Entries from a dataset

....

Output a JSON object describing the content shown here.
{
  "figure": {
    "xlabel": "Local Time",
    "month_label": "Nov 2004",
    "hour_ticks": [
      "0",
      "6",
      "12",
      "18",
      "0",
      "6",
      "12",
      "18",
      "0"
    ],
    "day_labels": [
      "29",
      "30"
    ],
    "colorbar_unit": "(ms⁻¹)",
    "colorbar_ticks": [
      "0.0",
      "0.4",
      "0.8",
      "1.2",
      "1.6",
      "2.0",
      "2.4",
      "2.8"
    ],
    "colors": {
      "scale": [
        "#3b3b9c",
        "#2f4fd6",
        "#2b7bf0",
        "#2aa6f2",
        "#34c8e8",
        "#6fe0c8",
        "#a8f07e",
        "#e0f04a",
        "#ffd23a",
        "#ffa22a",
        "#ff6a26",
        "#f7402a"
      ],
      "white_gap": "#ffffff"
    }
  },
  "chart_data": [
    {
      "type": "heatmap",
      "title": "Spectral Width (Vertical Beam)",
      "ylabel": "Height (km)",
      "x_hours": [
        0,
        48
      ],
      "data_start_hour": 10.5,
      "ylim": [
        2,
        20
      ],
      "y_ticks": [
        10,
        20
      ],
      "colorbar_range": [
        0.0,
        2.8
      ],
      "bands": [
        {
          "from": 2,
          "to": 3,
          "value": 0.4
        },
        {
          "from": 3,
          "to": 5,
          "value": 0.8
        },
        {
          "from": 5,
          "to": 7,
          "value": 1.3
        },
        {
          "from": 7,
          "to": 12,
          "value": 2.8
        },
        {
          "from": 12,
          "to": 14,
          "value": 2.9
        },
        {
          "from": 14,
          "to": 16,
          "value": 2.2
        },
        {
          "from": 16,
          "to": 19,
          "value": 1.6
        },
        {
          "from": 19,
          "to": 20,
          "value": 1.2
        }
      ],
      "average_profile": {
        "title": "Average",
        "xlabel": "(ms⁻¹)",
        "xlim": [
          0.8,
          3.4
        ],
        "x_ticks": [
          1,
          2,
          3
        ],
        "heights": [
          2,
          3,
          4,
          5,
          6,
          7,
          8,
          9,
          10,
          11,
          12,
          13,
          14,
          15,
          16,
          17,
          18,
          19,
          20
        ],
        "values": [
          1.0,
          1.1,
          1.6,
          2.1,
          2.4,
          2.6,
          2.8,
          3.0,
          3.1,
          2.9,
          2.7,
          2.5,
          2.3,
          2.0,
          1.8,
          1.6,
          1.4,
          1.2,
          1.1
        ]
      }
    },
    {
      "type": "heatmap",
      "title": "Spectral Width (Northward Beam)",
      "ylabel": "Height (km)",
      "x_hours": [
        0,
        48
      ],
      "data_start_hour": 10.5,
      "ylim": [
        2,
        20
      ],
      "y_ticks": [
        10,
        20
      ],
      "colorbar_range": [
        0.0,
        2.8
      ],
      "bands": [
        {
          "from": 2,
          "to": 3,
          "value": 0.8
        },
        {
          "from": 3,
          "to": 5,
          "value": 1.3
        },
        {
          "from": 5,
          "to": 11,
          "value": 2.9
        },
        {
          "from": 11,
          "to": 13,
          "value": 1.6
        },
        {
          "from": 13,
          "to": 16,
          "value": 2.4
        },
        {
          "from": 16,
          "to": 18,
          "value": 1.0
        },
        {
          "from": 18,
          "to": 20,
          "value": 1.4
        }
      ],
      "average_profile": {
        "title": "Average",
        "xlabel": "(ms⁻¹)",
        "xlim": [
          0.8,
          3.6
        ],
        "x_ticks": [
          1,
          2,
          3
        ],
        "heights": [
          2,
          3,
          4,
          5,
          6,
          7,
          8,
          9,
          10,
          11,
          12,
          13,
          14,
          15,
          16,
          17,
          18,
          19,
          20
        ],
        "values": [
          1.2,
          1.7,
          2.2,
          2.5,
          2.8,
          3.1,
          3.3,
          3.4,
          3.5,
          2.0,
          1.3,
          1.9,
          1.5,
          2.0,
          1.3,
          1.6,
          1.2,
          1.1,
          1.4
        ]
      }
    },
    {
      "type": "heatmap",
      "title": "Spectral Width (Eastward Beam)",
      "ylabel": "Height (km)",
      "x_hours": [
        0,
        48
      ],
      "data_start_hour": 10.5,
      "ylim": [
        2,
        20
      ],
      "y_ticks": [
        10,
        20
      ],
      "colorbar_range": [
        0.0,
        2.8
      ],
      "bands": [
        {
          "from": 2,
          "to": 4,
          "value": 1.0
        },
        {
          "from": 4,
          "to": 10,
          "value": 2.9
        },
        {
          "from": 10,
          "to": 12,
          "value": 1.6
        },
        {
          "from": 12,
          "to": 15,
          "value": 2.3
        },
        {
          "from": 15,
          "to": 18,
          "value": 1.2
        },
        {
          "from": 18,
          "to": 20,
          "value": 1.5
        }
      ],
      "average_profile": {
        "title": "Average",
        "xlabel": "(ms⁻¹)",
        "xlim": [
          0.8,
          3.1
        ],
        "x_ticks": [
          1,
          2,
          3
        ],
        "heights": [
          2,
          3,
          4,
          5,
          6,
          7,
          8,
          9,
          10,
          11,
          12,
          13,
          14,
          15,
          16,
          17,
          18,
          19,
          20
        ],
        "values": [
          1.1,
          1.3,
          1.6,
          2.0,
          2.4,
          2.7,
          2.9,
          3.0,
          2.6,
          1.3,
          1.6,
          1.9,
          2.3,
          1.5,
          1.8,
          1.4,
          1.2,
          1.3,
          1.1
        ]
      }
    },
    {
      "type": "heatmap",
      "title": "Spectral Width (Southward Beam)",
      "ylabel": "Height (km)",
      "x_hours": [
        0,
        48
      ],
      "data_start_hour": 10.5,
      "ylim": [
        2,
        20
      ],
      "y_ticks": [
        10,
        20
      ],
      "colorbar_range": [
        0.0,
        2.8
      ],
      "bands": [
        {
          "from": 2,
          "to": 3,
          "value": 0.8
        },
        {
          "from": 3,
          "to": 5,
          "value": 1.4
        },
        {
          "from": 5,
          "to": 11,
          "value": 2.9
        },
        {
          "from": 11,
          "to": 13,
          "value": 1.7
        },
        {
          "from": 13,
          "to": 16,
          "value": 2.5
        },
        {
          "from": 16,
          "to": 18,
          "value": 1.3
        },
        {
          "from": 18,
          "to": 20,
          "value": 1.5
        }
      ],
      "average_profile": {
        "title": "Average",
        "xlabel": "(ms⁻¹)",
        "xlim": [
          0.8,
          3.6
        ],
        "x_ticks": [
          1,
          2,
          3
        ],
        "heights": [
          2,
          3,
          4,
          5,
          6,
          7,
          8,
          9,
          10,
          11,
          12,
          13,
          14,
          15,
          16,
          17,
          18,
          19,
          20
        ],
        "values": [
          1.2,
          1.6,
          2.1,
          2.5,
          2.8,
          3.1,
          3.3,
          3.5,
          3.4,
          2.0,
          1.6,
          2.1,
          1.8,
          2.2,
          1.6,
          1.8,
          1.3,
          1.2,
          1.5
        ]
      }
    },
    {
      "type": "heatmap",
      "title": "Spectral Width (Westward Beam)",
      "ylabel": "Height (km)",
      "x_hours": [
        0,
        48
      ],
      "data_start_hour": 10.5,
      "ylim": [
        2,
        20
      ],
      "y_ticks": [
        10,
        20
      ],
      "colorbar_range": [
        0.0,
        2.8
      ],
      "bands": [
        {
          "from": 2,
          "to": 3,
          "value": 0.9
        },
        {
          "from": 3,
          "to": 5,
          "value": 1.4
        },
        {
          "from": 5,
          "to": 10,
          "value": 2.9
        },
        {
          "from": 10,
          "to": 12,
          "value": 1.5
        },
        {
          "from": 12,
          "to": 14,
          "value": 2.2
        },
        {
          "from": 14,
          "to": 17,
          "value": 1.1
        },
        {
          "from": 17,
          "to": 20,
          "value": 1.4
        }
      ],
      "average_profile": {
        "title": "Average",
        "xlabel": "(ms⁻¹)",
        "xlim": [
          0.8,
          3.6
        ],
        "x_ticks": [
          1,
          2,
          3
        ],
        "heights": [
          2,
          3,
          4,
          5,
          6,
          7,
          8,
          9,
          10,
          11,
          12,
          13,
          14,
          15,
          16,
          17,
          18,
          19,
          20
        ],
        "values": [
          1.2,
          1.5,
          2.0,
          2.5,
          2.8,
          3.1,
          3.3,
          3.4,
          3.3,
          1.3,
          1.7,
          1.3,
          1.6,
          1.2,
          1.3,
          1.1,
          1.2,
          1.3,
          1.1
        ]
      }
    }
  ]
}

....

■ Problem details
Pick out lines containing the word "Width", each one as written.

■ Output for this exercise
      "title": "Spectral Width (Vertical Beam)",
      "title": "Spectral Width (Northward Beam)",
      "title": "Spectral Width (Eastward Beam)",
      "title": "Spectral Width (Southward Beam)",
      "title": "Spectral Width (Westward Beam)",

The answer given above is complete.